Recorded data:
____________________

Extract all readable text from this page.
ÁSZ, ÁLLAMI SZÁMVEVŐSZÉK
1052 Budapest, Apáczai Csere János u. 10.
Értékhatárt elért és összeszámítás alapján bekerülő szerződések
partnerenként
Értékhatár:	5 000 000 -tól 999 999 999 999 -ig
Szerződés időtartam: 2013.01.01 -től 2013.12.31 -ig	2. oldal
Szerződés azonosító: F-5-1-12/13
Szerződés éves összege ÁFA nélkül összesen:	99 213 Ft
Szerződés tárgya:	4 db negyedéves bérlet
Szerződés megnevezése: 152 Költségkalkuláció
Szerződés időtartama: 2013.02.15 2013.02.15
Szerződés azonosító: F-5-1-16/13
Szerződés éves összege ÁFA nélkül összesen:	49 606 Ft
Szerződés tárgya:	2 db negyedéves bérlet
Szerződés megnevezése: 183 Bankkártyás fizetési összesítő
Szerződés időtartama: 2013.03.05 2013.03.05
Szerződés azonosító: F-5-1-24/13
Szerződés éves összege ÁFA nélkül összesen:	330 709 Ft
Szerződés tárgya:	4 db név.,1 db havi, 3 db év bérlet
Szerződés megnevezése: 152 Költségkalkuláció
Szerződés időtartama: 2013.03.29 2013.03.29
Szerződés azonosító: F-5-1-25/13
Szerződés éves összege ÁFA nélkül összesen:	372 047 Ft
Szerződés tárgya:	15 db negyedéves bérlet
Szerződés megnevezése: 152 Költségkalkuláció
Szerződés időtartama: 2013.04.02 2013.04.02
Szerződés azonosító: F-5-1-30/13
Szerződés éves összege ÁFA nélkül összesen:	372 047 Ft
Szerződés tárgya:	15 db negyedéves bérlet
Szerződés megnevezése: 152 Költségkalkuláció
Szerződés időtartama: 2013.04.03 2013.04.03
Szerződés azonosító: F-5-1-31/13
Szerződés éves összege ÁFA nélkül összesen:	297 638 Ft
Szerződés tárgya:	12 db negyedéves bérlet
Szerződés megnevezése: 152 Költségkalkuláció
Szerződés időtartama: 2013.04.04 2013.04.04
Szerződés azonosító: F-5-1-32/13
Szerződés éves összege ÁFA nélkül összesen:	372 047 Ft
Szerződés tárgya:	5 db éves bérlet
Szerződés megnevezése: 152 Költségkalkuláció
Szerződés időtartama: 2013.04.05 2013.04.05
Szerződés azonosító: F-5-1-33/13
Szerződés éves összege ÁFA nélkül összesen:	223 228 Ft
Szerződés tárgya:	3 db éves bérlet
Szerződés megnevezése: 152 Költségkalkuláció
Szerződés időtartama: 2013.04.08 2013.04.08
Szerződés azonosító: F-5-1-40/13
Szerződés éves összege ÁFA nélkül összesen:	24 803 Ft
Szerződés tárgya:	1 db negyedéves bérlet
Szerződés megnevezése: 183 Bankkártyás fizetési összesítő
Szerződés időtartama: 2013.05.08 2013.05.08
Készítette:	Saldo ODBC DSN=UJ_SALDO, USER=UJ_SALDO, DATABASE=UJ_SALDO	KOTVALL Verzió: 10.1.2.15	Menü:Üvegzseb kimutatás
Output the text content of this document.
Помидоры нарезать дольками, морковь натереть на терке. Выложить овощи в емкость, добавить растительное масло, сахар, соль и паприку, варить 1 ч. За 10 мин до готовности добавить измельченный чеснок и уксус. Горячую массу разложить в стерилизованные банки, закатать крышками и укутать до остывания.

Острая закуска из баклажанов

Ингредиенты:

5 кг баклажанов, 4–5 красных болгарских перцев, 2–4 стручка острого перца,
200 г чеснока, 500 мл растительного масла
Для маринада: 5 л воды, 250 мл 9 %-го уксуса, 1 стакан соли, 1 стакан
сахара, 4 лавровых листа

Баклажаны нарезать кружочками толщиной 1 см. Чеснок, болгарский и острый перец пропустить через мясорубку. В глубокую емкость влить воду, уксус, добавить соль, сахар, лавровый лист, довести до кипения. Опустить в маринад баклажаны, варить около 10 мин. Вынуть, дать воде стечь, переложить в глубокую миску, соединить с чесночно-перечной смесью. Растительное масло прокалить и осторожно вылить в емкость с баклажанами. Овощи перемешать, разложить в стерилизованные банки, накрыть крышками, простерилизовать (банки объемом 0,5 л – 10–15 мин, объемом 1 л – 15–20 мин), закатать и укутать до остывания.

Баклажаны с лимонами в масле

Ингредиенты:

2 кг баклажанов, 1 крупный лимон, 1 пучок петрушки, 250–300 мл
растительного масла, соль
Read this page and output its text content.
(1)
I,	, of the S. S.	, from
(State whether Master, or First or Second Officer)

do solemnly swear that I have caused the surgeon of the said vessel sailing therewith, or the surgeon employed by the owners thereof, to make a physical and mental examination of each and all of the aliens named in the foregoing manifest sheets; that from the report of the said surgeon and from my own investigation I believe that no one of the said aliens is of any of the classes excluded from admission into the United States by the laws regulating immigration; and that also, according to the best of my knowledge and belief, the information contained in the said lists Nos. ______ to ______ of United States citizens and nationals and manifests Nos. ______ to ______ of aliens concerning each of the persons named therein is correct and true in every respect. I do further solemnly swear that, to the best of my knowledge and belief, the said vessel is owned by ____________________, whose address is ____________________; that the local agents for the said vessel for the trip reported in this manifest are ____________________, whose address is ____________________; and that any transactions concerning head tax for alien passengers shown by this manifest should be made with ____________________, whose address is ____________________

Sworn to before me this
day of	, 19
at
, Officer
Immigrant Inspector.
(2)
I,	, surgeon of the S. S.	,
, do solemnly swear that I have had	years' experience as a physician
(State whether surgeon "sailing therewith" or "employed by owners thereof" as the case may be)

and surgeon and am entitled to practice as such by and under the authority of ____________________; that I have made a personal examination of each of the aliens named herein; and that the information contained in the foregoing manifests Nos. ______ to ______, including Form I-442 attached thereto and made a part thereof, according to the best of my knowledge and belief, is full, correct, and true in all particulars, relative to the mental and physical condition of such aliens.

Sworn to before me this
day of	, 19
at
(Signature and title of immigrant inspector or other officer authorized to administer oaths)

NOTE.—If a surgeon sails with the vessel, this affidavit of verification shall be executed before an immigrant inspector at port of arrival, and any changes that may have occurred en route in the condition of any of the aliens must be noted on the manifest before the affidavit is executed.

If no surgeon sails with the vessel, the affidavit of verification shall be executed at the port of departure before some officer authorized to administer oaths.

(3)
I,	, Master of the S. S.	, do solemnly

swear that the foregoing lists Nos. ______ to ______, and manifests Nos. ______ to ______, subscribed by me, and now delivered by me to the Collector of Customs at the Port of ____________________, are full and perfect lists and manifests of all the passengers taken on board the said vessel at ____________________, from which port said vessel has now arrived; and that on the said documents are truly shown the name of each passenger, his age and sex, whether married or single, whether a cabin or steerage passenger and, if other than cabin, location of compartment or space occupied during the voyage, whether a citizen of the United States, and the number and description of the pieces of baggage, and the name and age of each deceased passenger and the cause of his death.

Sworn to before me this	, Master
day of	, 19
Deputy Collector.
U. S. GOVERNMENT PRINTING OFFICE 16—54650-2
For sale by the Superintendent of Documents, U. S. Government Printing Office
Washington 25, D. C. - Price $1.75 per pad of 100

____________________

STATED GOAL: Determine the number of lines in these entries that contain the word "other", and write only that number.

FINISHED ANSWER: 2